---------- Data in this exercise ----------

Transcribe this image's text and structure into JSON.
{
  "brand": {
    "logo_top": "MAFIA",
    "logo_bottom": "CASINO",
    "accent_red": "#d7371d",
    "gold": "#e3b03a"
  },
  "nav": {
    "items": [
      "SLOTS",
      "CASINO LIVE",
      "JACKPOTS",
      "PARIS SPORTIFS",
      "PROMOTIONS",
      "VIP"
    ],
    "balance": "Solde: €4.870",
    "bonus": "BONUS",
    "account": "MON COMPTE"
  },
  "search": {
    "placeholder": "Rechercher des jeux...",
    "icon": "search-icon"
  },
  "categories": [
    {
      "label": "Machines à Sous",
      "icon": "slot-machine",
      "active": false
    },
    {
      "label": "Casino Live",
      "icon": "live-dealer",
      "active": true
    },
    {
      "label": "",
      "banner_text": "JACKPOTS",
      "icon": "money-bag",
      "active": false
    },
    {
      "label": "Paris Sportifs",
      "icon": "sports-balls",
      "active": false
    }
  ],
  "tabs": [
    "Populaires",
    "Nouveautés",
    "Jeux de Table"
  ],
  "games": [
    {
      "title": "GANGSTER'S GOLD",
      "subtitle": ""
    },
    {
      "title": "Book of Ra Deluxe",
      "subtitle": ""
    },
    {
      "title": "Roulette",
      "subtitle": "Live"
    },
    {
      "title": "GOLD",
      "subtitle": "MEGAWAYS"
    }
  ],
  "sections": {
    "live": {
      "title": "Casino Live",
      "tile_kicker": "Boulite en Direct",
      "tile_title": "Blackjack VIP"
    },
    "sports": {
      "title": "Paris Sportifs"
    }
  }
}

----------

Written task => Set down all of the records shown above once more, exactly.

Response to this task =>
Transcribe this image's text and structure into JSON.
{
  "brand": {
    "logo_top": "MAFIA",
    "logo_bottom": "CASINO",
    "accent_red": "#d7371d",
    "gold": "#e3b03a"
  },
  "nav": {
    "items": [
      "SLOTS",
      "CASINO LIVE",
      "JACKPOTS",
      "PARIS SPORTIFS",
      "PROMOTIONS",
      "VIP"
    ],
    "balance": "Solde: €4.870",
    "bonus": "BONUS",
    "account": "MON COMPTE"
  },
  "search": {
    "placeholder": "Rechercher des jeux...",
    "icon": "search-icon"
  },
  "categories": [
    {
      "label": "Machines à Sous",
      "icon": "slot-machine",
      "active": false
    },
    {
      "label": "Casino Live",
      "icon": "live-dealer",
      "active": true
    },
    {
      "label": "",
      "banner_text": "JACKPOTS",
      "icon": "money-bag",
      "active": false
    },
    {
      "label": "Paris Sportifs",
      "icon": "sports-balls",
      "active": false
    }
  ],
  "tabs": [
    "Populaires",
    "Nouveautés",
    "Jeux de Table"
  ],
  "games": [
    {
      "title": "GANGSTER'S GOLD",
      "subtitle": ""
    },
    {
      "title": "Book of Ra Deluxe",
      "subtitle": ""
    },
    {
      "title": "Roulette",
      "subtitle": "Live"
    },
    {
      "title": "GOLD",
      "subtitle": "MEGAWAYS"
    }
  ],
  "sections": {
    "live": {
      "title": "Casino Live",
      "tile_kicker": "Boulite en Direct",
      "tile_title": "Blackjack VIP"
    },
    "sports": {
      "title": "Paris Sportifs"
    }
  }
}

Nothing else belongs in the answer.